◆ **WHAT THE TASK REQUIRES**
Show all lines from the data that include the word "BERNARD".

--- BEGIN ---

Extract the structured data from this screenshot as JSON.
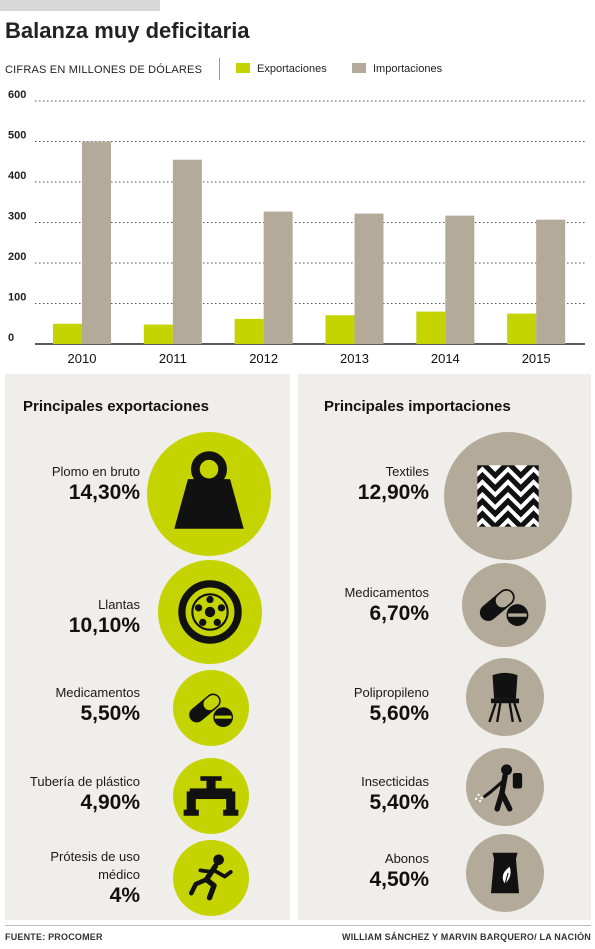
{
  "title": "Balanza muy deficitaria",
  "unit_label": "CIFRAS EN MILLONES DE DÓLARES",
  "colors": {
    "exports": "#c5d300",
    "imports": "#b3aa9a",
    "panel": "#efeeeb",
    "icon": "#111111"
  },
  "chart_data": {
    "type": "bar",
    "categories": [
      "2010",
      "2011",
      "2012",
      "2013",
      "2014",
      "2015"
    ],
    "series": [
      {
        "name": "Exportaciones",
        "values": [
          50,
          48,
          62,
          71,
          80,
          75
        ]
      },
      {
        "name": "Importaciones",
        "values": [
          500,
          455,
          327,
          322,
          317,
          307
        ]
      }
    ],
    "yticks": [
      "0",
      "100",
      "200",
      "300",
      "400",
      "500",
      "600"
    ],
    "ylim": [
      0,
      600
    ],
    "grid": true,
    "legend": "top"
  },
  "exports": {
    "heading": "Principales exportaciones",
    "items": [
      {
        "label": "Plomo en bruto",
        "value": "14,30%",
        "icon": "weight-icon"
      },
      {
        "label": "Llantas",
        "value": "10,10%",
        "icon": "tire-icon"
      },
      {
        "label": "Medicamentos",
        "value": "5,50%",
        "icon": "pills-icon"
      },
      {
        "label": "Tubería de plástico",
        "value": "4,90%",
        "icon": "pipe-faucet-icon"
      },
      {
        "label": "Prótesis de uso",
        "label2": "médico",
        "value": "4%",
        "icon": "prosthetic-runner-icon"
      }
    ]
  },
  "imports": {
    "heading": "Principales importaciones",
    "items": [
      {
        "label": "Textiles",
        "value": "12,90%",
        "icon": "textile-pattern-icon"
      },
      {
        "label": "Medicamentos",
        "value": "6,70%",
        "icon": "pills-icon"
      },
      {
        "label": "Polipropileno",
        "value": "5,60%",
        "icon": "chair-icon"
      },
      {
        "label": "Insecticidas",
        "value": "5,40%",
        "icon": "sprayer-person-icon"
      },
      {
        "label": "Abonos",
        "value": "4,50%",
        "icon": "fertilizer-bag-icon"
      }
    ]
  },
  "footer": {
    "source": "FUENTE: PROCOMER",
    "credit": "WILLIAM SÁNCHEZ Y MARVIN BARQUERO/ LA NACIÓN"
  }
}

--- END ---
--- BEGIN ---

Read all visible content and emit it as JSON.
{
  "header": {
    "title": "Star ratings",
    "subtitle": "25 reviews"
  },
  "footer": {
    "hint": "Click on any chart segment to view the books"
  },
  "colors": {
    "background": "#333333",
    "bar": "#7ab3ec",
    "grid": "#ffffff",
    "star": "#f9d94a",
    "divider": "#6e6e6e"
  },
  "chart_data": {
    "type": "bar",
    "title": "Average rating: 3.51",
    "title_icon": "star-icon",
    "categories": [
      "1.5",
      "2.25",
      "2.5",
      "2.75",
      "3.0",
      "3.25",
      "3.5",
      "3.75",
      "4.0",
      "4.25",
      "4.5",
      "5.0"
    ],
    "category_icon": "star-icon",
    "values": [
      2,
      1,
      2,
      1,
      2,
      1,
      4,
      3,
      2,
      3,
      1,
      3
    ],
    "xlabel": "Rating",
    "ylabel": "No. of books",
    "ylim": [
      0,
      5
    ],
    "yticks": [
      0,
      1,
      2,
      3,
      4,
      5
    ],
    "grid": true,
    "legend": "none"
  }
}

--- END ---
--- BEGIN ---

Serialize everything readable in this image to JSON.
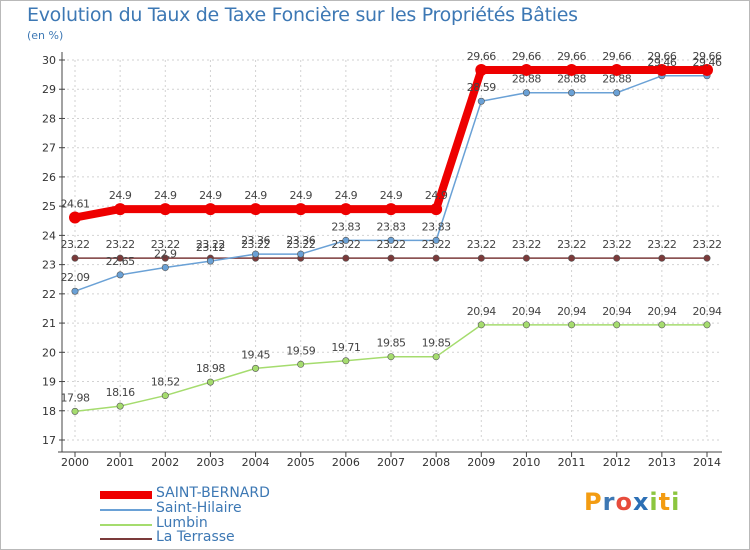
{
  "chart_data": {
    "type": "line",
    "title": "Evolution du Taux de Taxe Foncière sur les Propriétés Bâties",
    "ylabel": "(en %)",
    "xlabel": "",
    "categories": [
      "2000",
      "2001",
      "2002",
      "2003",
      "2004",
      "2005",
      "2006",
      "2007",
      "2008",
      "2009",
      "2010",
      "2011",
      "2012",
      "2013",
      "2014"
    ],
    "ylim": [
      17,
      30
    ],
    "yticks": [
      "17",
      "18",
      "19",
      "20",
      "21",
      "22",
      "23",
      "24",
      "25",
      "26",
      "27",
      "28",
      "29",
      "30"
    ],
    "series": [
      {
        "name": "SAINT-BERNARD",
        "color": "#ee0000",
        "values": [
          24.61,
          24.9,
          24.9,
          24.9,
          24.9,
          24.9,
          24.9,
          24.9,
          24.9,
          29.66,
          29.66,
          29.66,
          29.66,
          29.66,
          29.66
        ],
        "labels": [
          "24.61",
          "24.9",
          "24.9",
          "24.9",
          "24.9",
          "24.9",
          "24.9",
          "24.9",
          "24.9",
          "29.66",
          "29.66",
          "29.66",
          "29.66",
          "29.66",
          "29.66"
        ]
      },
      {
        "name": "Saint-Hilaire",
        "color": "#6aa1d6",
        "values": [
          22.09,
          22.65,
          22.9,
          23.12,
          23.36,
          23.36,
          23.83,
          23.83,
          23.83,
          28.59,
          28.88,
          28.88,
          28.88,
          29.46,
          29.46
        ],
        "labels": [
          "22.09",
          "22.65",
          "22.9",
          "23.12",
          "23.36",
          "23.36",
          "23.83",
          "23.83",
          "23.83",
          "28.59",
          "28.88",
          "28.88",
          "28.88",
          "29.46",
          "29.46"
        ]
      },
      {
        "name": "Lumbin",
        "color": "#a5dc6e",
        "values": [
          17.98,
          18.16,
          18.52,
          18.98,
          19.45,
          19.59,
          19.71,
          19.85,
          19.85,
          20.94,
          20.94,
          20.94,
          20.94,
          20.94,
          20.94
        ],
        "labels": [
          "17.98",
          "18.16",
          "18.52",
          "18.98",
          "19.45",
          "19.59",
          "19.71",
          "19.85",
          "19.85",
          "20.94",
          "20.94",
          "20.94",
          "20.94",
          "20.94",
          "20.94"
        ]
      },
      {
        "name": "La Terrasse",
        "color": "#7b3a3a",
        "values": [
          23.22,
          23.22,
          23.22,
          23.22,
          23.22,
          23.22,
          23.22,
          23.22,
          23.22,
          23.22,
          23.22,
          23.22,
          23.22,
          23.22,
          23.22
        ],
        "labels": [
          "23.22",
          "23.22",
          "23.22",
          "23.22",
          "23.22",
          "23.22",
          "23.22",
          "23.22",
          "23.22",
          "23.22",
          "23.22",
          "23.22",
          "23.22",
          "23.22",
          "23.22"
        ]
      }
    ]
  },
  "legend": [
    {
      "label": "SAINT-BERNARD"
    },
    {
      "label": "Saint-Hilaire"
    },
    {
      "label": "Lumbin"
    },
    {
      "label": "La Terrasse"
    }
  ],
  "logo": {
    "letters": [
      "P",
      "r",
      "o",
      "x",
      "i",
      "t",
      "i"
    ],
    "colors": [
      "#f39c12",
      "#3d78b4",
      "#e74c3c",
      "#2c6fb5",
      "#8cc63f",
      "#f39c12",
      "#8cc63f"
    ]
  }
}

--- END ---

◆ **RESPONSE TO THE EXERCISE**
        "name": "SAINT-BERNARD",
      "label": "SAINT-BERNARD"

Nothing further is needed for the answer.